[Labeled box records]
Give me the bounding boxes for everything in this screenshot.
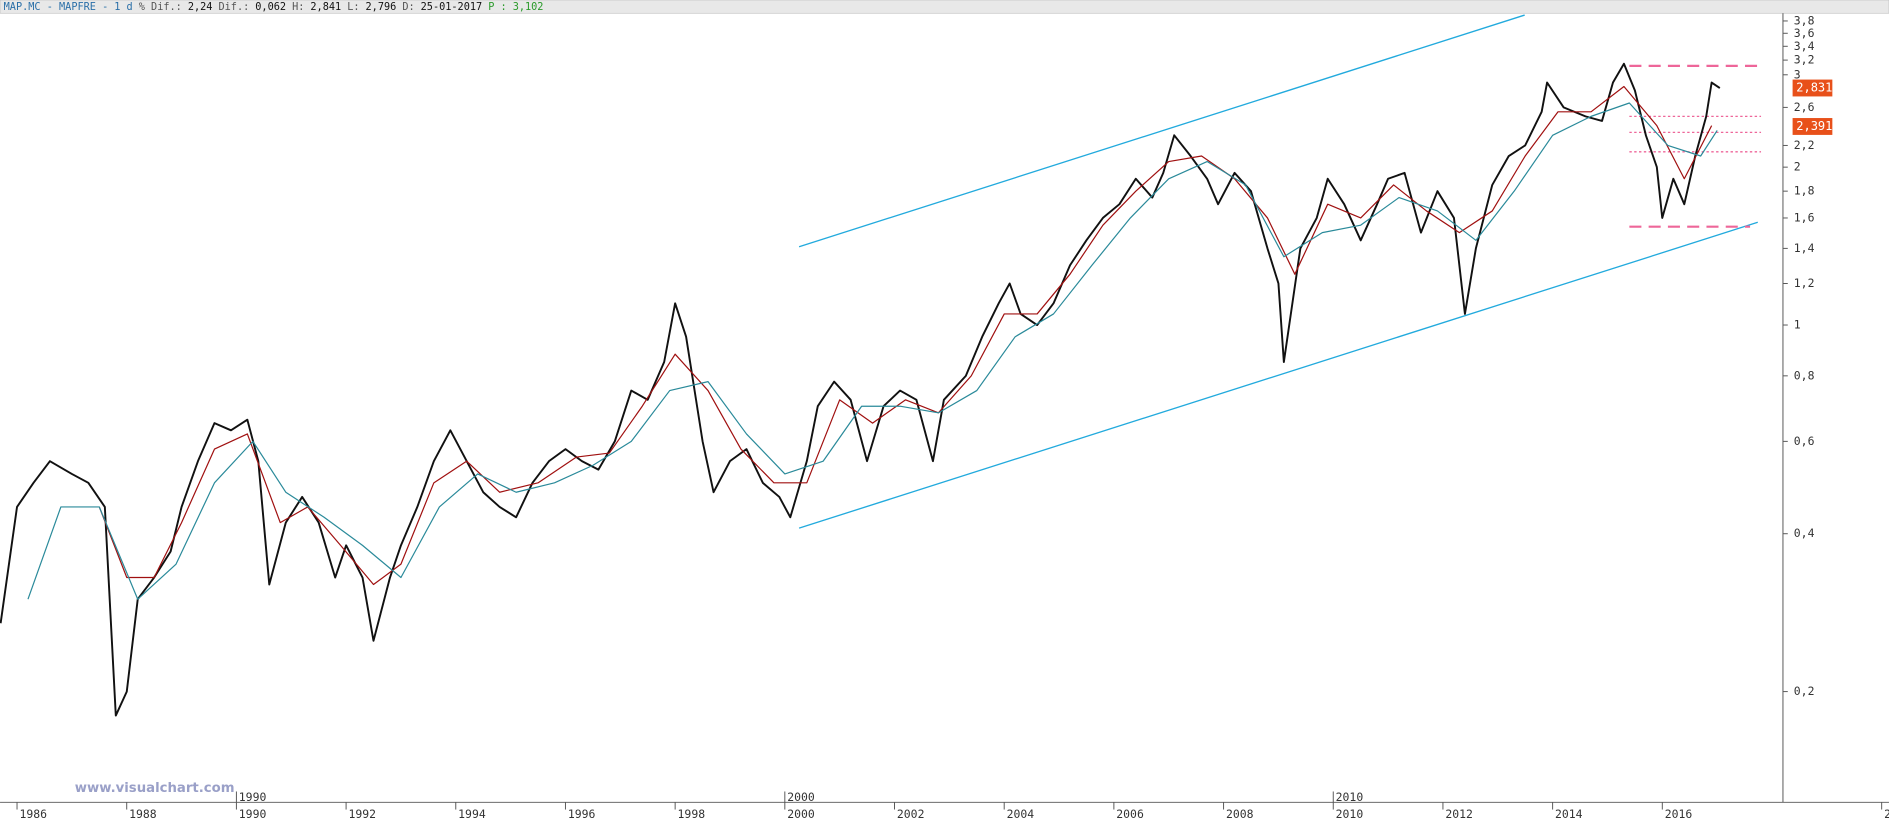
price-line	[0, 62, 1721, 717]
y-tick-label: 3,8	[1794, 13, 1815, 27]
y-tick-label: 2,6	[1794, 100, 1815, 114]
header-field: H:	[292, 2, 304, 13]
y-tick-label: 0,8	[1794, 368, 1815, 382]
x-tick-label: 2000	[787, 807, 815, 821]
price-label-box	[1792, 79, 1833, 97]
header-field: 2,841	[310, 2, 341, 13]
y-tick-label: 2	[1794, 160, 1801, 174]
header-field: 1 d	[114, 2, 132, 13]
price-line	[27, 102, 1718, 600]
x-tick-label: 2004	[1007, 807, 1035, 821]
header-field: 2,796	[366, 2, 397, 13]
header-field: MAP.MC - MAPFRE -	[4, 2, 109, 13]
x-tick-label: 20	[1884, 807, 1889, 821]
header-field: 3,102	[513, 2, 544, 13]
x-tick-label: 2008	[1226, 807, 1254, 821]
x-tick-label: 1996	[568, 807, 596, 821]
price-label: 2,391	[1796, 119, 1832, 133]
x-tick-label: 2012	[1445, 807, 1473, 821]
header-field: 25-01-2017	[421, 2, 483, 13]
trend-line	[798, 14, 1525, 248]
y-tick-label: 3	[1794, 67, 1801, 81]
y-tick-label: 0,6	[1794, 434, 1815, 448]
decade-tick-label: 2010	[1336, 790, 1364, 804]
header-field: Dif.:	[218, 2, 249, 13]
trend-line	[798, 221, 1758, 529]
y-tick-label: 1,6	[1794, 210, 1815, 224]
price-line	[98, 85, 1713, 586]
x-tick-label: 1994	[458, 807, 486, 821]
x-tick-label: 2010	[1336, 807, 1364, 821]
price-label-box	[1792, 118, 1833, 135]
x-tick-label: 2006	[1116, 807, 1144, 821]
header-field: L:	[347, 2, 359, 13]
y-tick-label: 1,8	[1794, 184, 1815, 198]
x-tick-label: 2002	[897, 807, 925, 821]
x-tick-label: 1986	[19, 807, 47, 821]
header-field: P :	[488, 2, 506, 13]
header-field: 0,062	[255, 2, 286, 13]
y-tick-label: 1	[1794, 318, 1801, 332]
x-tick-label: 1998	[678, 807, 706, 821]
x-tick-label: 2016	[1665, 807, 1693, 821]
x-tick-label: 1988	[129, 807, 157, 821]
y-tick-label: 3,2	[1794, 53, 1815, 67]
y-tick-label: 0,4	[1794, 526, 1815, 540]
decade-tick-label: 1990	[239, 790, 267, 804]
header-text: MAP.MC - MAPFRE - 1 d % Dif.: 2,24 Dif.: 0,06…	[4, 2, 544, 13]
y-tick-label: 2,2	[1794, 138, 1815, 152]
decade-tick-label: 2000	[787, 790, 815, 804]
watermark: www.visualchart.com	[75, 781, 235, 796]
x-tick-label: 1990	[239, 807, 267, 821]
y-tick-label: 1,2	[1794, 276, 1815, 290]
x-tick-label: 2014	[1555, 807, 1583, 821]
header-field: D:	[402, 2, 414, 13]
y-tick-label: 1,4	[1794, 241, 1815, 255]
y-tick-label: 3,4	[1794, 39, 1815, 53]
header-field: % Dif.:	[139, 2, 182, 13]
header-field: 2,24	[188, 2, 213, 13]
x-tick-label: 1992	[348, 807, 376, 821]
price-label: 2,831	[1796, 81, 1832, 95]
y-tick-label: 3,6	[1794, 26, 1815, 40]
y-tick-label: 0,2	[1794, 684, 1815, 698]
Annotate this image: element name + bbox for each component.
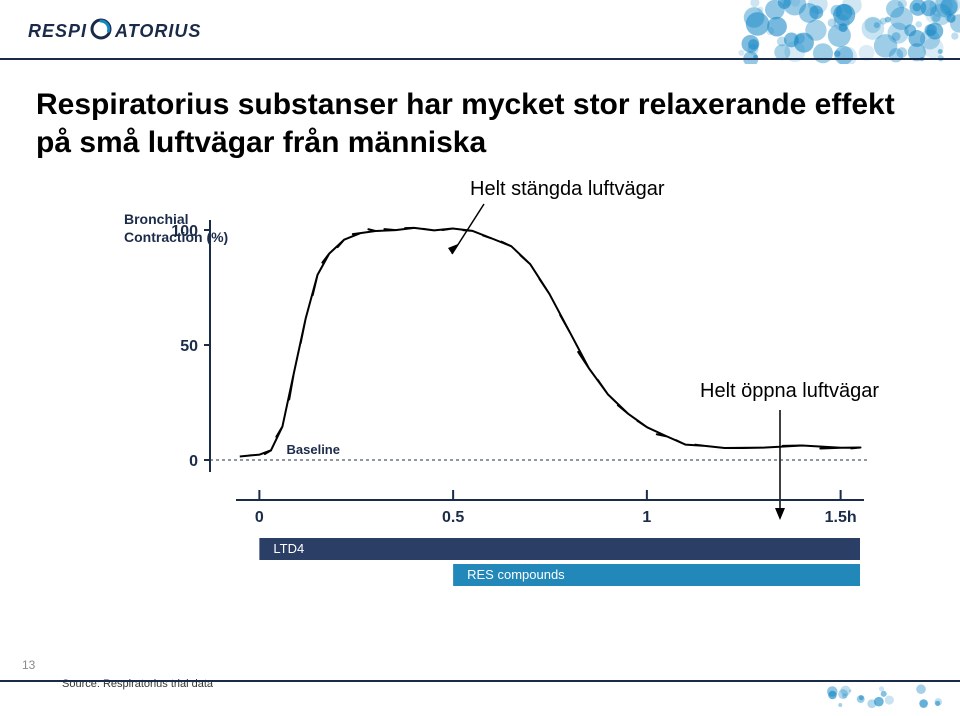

● GIVEN REQUEST: Copy out everything in the entries from the line containing "62, 1721, 717]" down to the line containing "434, 1815, 448]", both of those lines included.

● TASK RESPONSE:
price-line	[0, 62, 1721, 717]
y-tick-label: 3,8	[1794, 13, 1815, 27]
y-tick-label: 2,6	[1794, 100, 1815, 114]
header-field: H:	[292, 2, 304, 13]
y-tick-label: 0,8	[1794, 368, 1815, 382]
x-tick-label: 2000	[787, 807, 815, 821]
price-label-box	[1792, 79, 1833, 97]
header-field: 2,841	[310, 2, 341, 13]
y-tick-label: 2	[1794, 160, 1801, 174]
header-field: 1 d	[114, 2, 132, 13]
price-line	[27, 102, 1718, 600]
x-tick-label: 2004	[1007, 807, 1035, 821]
header-field: 2,796	[366, 2, 397, 13]
header-field: MAP.MC - MAPFRE -	[4, 2, 109, 13]
x-tick-label: 20	[1884, 807, 1889, 821]
header-field: 3,102	[513, 2, 544, 13]
x-tick-label: 2008	[1226, 807, 1254, 821]
x-tick-label: 1996	[568, 807, 596, 821]
price-label: 2,391	[1796, 119, 1832, 133]
x-tick-label: 2012	[1445, 807, 1473, 821]
header-field: 25-01-2017	[421, 2, 483, 13]
trend-line	[798, 14, 1525, 248]
y-tick-label: 3	[1794, 67, 1801, 81]
y-tick-label: 0,6	[1794, 434, 1815, 448]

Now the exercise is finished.